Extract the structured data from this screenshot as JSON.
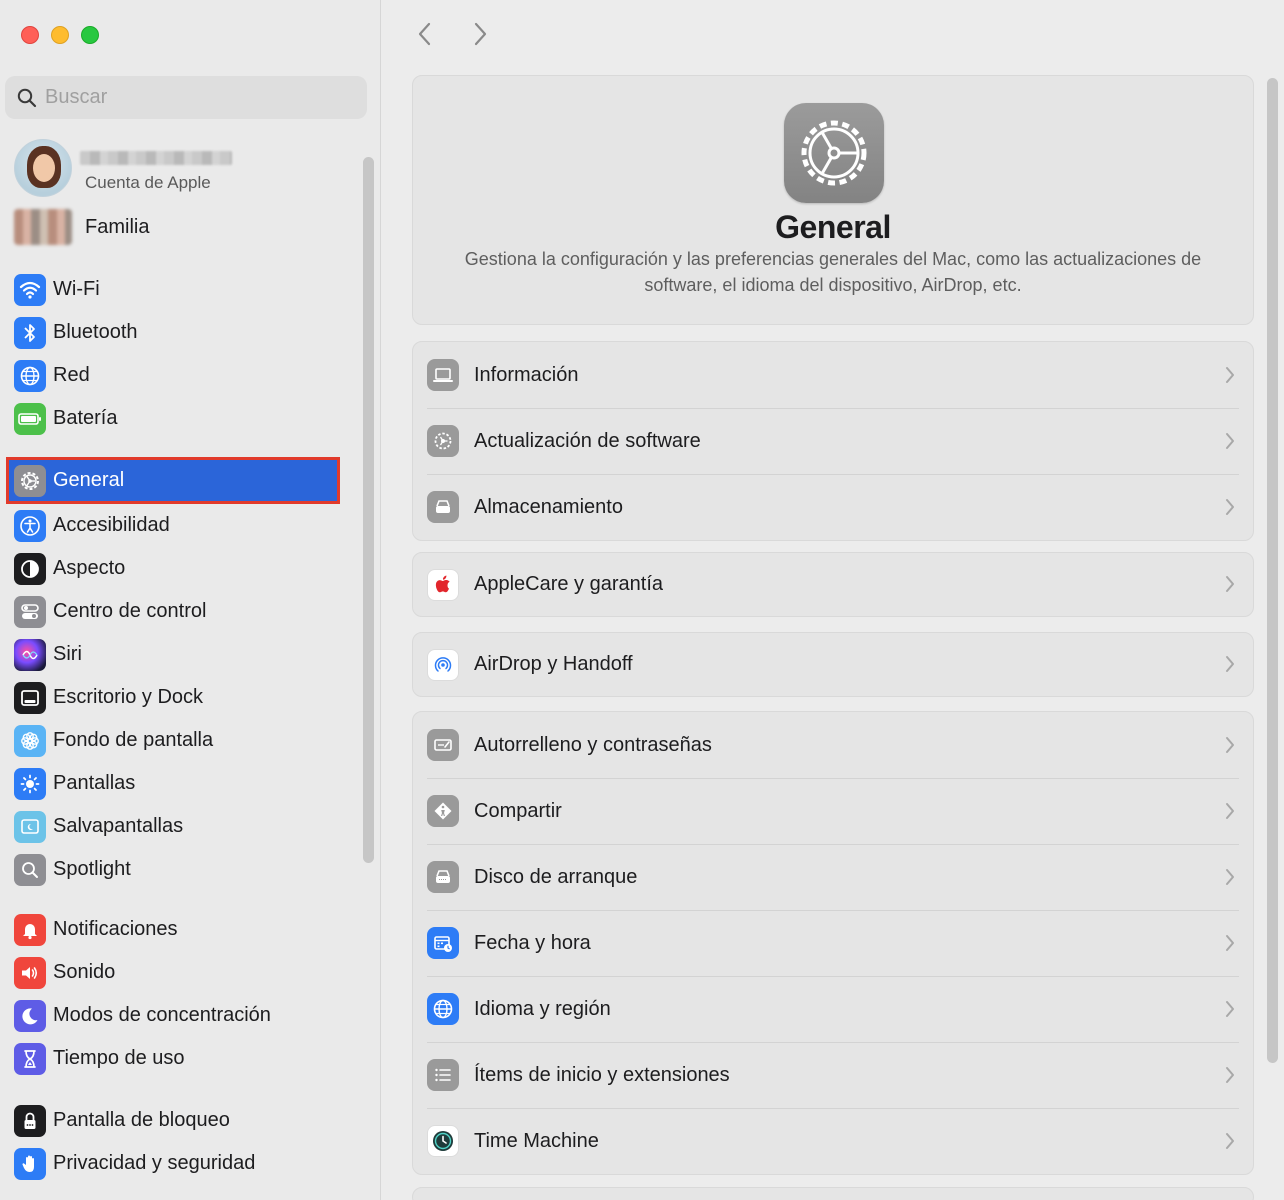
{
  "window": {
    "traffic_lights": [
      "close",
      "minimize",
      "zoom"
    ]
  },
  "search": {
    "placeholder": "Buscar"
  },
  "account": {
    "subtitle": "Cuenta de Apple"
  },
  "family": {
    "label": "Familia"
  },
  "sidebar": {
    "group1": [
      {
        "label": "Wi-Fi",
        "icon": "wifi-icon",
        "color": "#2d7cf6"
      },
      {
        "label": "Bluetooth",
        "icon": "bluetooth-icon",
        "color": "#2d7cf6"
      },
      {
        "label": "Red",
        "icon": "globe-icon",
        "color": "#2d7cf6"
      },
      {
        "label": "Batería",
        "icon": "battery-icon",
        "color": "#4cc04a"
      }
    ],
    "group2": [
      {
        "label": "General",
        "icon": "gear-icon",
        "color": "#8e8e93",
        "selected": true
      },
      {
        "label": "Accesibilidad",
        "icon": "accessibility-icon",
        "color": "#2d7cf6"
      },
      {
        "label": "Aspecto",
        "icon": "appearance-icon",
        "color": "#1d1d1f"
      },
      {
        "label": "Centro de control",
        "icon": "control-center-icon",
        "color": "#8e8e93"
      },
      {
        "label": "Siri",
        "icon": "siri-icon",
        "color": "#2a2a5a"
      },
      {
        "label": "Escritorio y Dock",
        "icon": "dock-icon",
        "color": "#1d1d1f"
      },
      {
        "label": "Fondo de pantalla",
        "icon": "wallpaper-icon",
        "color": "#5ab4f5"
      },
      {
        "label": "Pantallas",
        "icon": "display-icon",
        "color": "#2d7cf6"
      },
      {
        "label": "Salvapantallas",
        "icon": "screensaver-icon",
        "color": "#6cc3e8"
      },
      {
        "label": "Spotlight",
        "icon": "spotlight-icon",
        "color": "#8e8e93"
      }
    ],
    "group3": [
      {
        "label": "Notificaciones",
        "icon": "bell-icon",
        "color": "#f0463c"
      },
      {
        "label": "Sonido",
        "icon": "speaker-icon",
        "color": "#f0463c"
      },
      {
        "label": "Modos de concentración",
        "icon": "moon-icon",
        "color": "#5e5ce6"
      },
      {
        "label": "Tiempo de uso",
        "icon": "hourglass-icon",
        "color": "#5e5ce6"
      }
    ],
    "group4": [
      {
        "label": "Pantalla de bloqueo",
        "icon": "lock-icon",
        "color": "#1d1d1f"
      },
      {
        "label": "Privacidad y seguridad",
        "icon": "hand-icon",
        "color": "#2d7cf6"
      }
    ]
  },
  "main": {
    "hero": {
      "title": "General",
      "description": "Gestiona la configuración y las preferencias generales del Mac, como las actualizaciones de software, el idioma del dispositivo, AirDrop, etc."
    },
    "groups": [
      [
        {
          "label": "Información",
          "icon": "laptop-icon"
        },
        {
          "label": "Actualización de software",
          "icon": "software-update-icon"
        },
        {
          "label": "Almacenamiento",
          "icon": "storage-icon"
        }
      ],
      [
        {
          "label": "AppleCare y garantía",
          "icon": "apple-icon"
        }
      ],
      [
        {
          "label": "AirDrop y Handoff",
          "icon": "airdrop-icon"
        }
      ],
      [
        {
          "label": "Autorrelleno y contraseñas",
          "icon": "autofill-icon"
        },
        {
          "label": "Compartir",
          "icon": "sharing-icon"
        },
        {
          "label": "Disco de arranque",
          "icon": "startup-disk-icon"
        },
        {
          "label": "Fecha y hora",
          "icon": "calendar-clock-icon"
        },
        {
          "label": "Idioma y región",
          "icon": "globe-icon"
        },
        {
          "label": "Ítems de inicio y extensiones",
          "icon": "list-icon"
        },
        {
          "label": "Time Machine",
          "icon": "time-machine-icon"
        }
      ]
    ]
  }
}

======

• TASK STATEMENT: Without the pictures, print the records in full, exactly as they appear.

• WRITTEN REPLY:
Extract the structured data from this screenshot as JSON.
{
  "window": {
    "traffic_lights": [
      "close",
      "minimize",
      "zoom"
    ]
  },
  "search": {
    "placeholder": "Buscar"
  },
  "account": {
    "subtitle": "Cuenta de Apple"
  },
  "family": {
    "label": "Familia"
  },
  "sidebar": {
    "group1": [
      {
        "label": "Wi-Fi",
        "icon": "wifi-icon",
        "color": "#2d7cf6"
      },
      {
        "label": "Bluetooth",
        "icon": "bluetooth-icon",
        "color": "#2d7cf6"
      },
      {
        "label": "Red",
        "icon": "globe-icon",
        "color": "#2d7cf6"
      },
      {
        "label": "Batería",
        "icon": "battery-icon",
        "color": "#4cc04a"
      }
    ],
    "group2": [
      {
        "label": "General",
        "icon": "gear-icon",
        "color": "#8e8e93",
        "selected": true
      },
      {
        "label": "Accesibilidad",
        "icon": "accessibility-icon",
        "color": "#2d7cf6"
      },
      {
        "label": "Aspecto",
        "icon": "appearance-icon",
        "color": "#1d1d1f"
      },
      {
        "label": "Centro de control",
        "icon": "control-center-icon",
        "color": "#8e8e93"
      },
      {
        "label": "Siri",
        "icon": "siri-icon",
        "color": "#2a2a5a"
      },
      {
        "label": "Escritorio y Dock",
        "icon": "dock-icon",
        "color": "#1d1d1f"
      },
      {
        "label": "Fondo de pantalla",
        "icon": "wallpaper-icon",
        "color": "#5ab4f5"
      },
      {
        "label": "Pantallas",
        "icon": "display-icon",
        "color": "#2d7cf6"
      },
      {
        "label": "Salvapantallas",
        "icon": "screensaver-icon",
        "color": "#6cc3e8"
      },
      {
        "label": "Spotlight",
        "icon": "spotlight-icon",
        "color": "#8e8e93"
      }
    ],
    "group3": [
      {
        "label": "Notificaciones",
        "icon": "bell-icon",
        "color": "#f0463c"
      },
      {
        "label": "Sonido",
        "icon": "speaker-icon",
        "color": "#f0463c"
      },
      {
        "label": "Modos de concentración",
        "icon": "moon-icon",
        "color": "#5e5ce6"
      },
      {
        "label": "Tiempo de uso",
        "icon": "hourglass-icon",
        "color": "#5e5ce6"
      }
    ],
    "group4": [
      {
        "label": "Pantalla de bloqueo",
        "icon": "lock-icon",
        "color": "#1d1d1f"
      },
      {
        "label": "Privacidad y seguridad",
        "icon": "hand-icon",
        "color": "#2d7cf6"
      }
    ]
  },
  "main": {
    "hero": {
      "title": "General",
      "description": "Gestiona la configuración y las preferencias generales del Mac, como las actualizaciones de software, el idioma del dispositivo, AirDrop, etc."
    },
    "groups": [
      [
        {
          "label": "Información",
          "icon": "laptop-icon"
        },
        {
          "label": "Actualización de software",
          "icon": "software-update-icon"
        },
        {
          "label": "Almacenamiento",
          "icon": "storage-icon"
        }
      ],
      [
        {
          "label": "AppleCare y garantía",
          "icon": "apple-icon"
        }
      ],
      [
        {
          "label": "AirDrop y Handoff",
          "icon": "airdrop-icon"
        }
      ],
      [
        {
          "label": "Autorrelleno y contraseñas",
          "icon": "autofill-icon"
        },
        {
          "label": "Compartir",
          "icon": "sharing-icon"
        },
        {
          "label": "Disco de arranque",
          "icon": "startup-disk-icon"
        },
        {
          "label": "Fecha y hora",
          "icon": "calendar-clock-icon"
        },
        {
          "label": "Idioma y región",
          "icon": "globe-icon"
        },
        {
          "label": "Ítems de inicio y extensiones",
          "icon": "list-icon"
        },
        {
          "label": "Time Machine",
          "icon": "time-machine-icon"
        }
      ]
    ]
  }
}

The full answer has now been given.